▶ WHAT YOU SHOULD DO
Images should be left out, and everything else in the listing reproduced exactly.

======== INPUT FOR THIS TASK ========

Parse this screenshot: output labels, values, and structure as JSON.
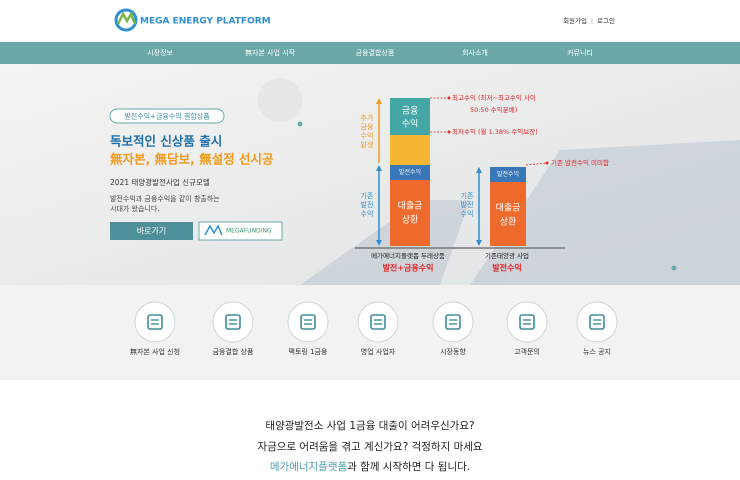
{
  "header": {
    "logo": "MEGA ENERGY PLATFORM",
    "links": [
      "회원가입",
      "로그인"
    ]
  },
  "nav": [
    "시장정보",
    "無자본 사업 시작",
    "금융결합상품",
    "회사소개",
    "커뮤니티"
  ],
  "hero": {
    "tag": "발전수익+금융수익 결합상품",
    "headline": "독보적인 신상품 출시",
    "subheadline": "無자본, 無담보, 無설정 선시공",
    "model": "2021 태양광발전사업 신규모델",
    "description": [
      "발전수익과 금융수익을 같이 창출하는",
      "시대가 왔습니다."
    ],
    "button": "바로가기",
    "partner": "MEGAFUNDING"
  },
  "diagram": {
    "left_bar": {
      "finance": [
        "금융",
        "수익"
      ],
      "power": "발전수익",
      "loan": [
        "대출금",
        "상환"
      ],
      "caption": "메가에너지플랫폼 두레상품",
      "result": "발전+금융수익"
    },
    "right_bar": {
      "power": "발전수익",
      "loan": [
        "대출금",
        "상환"
      ],
      "caption": "기존태양광 사업",
      "result": "발전수익"
    },
    "side_labels": {
      "extra": [
        "추가",
        "금융",
        "수익",
        "발생"
      ],
      "base": [
        "기존",
        "발전",
        "수익"
      ]
    },
    "notes": {
      "max": [
        "최고수익 (최저~최고수익 사이",
        "50:50 수익분배)"
      ],
      "min": "최저수익 (월 1.38% 수익보장)",
      "existing": "기존 발전수익 미미함"
    }
  },
  "services": [
    "無자본 사업 신청",
    "금융결합 상품",
    "팩토링 1금융",
    "영업 사업자",
    "시장동향",
    "고객문의",
    "뉴스 공지"
  ],
  "intro": {
    "lines": [
      "태양광발전소 사업 1금융 대출이 어려우신가요?",
      "자금으로 어려움을 겪고 계신가요? 걱정하지 마세요"
    ],
    "highlight": "메가에너지플랫폼",
    "rest": "과 함께 시작하면 다 됩니다."
  }
}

========

▶ RESULT OF THIS EXERCISE
Parse this screenshot: output labels, values, and structure as JSON.
{
  "header": {
    "logo": "MEGA ENERGY PLATFORM",
    "links": [
      "회원가입",
      "로그인"
    ]
  },
  "nav": [
    "시장정보",
    "無자본 사업 시작",
    "금융결합상품",
    "회사소개",
    "커뮤니티"
  ],
  "hero": {
    "tag": "발전수익+금융수익 결합상품",
    "headline": "독보적인 신상품 출시",
    "subheadline": "無자본, 無담보, 無설정 선시공",
    "model": "2021 태양광발전사업 신규모델",
    "description": [
      "발전수익과 금융수익을 같이 창출하는",
      "시대가 왔습니다."
    ],
    "button": "바로가기",
    "partner": "MEGAFUNDING"
  },
  "diagram": {
    "left_bar": {
      "finance": [
        "금융",
        "수익"
      ],
      "power": "발전수익",
      "loan": [
        "대출금",
        "상환"
      ],
      "caption": "메가에너지플랫폼 두레상품",
      "result": "발전+금융수익"
    },
    "right_bar": {
      "power": "발전수익",
      "loan": [
        "대출금",
        "상환"
      ],
      "caption": "기존태양광 사업",
      "result": "발전수익"
    },
    "side_labels": {
      "extra": [
        "추가",
        "금융",
        "수익",
        "발생"
      ],
      "base": [
        "기존",
        "발전",
        "수익"
      ]
    },
    "notes": {
      "max": [
        "최고수익 (최저~최고수익 사이",
        "50:50 수익분배)"
      ],
      "min": "최저수익 (월 1.38% 수익보장)",
      "existing": "기존 발전수익 미미함"
    }
  },
  "services": [
    "無자본 사업 신청",
    "금융결합 상품",
    "팩토링 1금융",
    "영업 사업자",
    "시장동향",
    "고객문의",
    "뉴스 공지"
  ],
  "intro": {
    "lines": [
      "태양광발전소 사업 1금융 대출이 어려우신가요?",
      "자금으로 어려움을 겪고 계신가요? 걱정하지 마세요"
    ],
    "highlight": "메가에너지플랫폼",
    "rest": "과 함께 시작하면 다 됩니다."
  }
}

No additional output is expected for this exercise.